Chart and figure data
┏━━

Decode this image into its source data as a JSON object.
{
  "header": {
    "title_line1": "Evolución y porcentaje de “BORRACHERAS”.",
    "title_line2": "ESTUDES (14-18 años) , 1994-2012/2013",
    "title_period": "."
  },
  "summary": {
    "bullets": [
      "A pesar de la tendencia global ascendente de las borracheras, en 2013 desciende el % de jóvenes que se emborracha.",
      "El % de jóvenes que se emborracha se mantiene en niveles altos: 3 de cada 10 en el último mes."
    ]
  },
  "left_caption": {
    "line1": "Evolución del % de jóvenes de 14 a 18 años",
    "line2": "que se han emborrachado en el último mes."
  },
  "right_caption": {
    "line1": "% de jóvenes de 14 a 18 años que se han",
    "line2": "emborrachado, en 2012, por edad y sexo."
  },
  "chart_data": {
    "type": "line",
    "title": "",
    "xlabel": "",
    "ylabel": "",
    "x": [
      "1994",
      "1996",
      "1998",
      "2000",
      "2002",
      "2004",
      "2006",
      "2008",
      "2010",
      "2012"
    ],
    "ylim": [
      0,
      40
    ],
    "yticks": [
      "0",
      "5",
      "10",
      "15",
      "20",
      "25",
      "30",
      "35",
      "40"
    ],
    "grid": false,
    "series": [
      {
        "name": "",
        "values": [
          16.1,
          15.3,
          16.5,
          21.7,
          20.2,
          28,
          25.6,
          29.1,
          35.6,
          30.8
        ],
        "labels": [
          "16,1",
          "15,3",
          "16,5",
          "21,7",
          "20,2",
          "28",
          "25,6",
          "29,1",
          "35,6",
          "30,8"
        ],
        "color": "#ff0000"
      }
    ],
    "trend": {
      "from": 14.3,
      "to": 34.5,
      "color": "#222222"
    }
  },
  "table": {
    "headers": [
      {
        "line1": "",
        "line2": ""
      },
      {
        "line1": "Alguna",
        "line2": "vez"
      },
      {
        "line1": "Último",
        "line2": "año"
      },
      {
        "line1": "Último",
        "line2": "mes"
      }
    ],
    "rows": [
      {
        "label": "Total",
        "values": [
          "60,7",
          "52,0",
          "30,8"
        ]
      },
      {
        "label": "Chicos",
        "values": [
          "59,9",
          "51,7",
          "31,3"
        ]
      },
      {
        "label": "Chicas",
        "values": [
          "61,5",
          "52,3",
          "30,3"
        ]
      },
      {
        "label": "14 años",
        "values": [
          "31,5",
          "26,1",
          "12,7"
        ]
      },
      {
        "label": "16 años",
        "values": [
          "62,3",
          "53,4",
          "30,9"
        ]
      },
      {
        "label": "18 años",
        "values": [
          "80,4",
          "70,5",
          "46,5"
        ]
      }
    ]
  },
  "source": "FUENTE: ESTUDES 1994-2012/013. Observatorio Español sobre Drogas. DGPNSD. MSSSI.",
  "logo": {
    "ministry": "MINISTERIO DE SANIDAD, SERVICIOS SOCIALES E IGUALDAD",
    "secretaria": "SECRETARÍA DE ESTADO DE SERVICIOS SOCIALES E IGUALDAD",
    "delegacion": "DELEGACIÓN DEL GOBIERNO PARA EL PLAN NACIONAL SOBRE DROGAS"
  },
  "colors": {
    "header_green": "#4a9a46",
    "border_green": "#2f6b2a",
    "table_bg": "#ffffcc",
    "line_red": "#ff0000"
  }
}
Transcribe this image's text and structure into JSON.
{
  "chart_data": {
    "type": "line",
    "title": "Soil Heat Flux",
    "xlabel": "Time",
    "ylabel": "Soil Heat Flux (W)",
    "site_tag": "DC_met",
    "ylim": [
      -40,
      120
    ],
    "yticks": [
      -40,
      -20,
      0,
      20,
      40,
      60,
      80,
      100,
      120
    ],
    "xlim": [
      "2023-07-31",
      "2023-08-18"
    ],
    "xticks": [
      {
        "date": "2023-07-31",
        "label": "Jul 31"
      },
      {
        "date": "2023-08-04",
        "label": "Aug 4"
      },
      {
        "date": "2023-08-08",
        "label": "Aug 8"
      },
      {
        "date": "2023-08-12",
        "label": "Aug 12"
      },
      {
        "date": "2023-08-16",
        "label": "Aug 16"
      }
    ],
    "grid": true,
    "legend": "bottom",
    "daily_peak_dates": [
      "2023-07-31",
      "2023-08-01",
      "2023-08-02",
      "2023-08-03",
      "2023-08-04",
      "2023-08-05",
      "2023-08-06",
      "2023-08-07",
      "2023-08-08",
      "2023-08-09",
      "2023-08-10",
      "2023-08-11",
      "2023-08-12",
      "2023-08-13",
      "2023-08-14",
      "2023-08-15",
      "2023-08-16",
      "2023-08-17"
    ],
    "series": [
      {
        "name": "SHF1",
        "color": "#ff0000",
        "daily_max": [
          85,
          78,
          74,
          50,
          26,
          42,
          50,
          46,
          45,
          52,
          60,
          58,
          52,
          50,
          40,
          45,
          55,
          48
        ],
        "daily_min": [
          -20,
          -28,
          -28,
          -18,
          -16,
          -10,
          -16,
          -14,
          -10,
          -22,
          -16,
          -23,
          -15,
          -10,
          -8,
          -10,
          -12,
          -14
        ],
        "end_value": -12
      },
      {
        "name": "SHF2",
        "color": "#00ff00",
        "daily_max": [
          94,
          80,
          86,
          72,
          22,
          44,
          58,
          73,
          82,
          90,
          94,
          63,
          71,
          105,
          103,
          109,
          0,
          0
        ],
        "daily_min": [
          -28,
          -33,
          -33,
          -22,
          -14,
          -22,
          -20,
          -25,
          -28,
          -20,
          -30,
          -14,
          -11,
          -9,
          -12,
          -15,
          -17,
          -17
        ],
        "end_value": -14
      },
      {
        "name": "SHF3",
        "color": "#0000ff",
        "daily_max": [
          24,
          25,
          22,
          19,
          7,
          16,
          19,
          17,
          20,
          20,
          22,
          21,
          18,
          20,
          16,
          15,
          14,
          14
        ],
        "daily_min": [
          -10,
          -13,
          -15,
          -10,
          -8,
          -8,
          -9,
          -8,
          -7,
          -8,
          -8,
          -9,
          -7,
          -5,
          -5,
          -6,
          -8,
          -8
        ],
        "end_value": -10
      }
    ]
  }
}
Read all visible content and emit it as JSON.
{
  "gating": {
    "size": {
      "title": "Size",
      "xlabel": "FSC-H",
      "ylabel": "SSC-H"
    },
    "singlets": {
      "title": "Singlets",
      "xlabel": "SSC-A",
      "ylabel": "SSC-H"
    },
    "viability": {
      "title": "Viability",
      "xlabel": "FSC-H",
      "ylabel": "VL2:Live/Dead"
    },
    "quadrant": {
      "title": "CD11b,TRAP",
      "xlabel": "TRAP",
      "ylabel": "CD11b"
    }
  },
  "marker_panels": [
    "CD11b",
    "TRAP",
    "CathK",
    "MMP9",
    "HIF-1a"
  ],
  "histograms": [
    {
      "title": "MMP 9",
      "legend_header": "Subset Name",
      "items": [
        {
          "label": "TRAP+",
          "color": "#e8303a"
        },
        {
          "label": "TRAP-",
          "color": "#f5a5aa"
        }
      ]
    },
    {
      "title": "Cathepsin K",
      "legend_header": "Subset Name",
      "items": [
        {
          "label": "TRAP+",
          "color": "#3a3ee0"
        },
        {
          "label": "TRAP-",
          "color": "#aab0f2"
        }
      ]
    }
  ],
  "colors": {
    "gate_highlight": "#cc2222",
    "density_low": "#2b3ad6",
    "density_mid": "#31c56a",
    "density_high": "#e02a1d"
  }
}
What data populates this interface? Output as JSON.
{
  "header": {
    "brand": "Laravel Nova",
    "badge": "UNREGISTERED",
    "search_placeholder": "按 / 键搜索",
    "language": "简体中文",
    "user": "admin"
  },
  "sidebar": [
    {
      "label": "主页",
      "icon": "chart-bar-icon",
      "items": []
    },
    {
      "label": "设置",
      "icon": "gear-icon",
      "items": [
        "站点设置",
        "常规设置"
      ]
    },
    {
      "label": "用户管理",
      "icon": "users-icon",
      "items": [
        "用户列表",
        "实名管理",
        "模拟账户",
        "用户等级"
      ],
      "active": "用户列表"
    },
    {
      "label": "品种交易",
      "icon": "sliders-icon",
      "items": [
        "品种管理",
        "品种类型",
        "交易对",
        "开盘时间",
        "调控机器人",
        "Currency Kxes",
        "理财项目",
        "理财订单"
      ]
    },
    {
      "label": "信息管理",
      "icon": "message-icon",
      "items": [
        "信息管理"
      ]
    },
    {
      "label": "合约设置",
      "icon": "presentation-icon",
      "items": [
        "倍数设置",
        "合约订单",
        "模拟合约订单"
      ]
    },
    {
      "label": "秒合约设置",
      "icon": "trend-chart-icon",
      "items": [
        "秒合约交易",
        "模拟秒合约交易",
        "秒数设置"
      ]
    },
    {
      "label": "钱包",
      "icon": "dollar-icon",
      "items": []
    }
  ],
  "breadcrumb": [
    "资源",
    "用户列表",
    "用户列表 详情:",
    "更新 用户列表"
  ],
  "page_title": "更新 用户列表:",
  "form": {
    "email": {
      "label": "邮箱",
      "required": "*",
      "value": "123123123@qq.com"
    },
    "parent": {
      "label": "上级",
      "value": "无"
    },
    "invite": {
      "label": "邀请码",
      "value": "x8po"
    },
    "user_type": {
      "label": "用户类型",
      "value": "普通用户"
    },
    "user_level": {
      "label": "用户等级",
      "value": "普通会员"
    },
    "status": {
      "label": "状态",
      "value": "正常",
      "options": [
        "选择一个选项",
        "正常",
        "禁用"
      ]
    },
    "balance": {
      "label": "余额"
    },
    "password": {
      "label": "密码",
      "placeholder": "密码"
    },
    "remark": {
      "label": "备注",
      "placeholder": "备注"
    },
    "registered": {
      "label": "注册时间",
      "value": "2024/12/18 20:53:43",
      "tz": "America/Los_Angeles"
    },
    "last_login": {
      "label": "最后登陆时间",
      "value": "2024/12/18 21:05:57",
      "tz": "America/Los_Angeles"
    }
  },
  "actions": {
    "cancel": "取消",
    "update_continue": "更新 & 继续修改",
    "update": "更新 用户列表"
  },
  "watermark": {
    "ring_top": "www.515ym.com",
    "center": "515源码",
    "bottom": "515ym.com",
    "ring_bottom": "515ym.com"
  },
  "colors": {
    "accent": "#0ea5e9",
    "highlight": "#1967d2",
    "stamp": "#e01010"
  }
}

┗━━

*Exercise instructions*
Filter the entries down to the lines with the word "jóvenes" in them.

*The output*
      "A pesar de la tendencia global ascendente de las borracheras, en 2013 desciende el % de jóvenes que se emborracha.",
      "El % de jóvenes que se emborracha se mantiene en niveles altos: 3 de cada 10 en el último mes."
    "line1": "Evolución del % de jóvenes de 14 a 18 años",
    "line1": "% de jóvenes de 14 a 18 años que se han",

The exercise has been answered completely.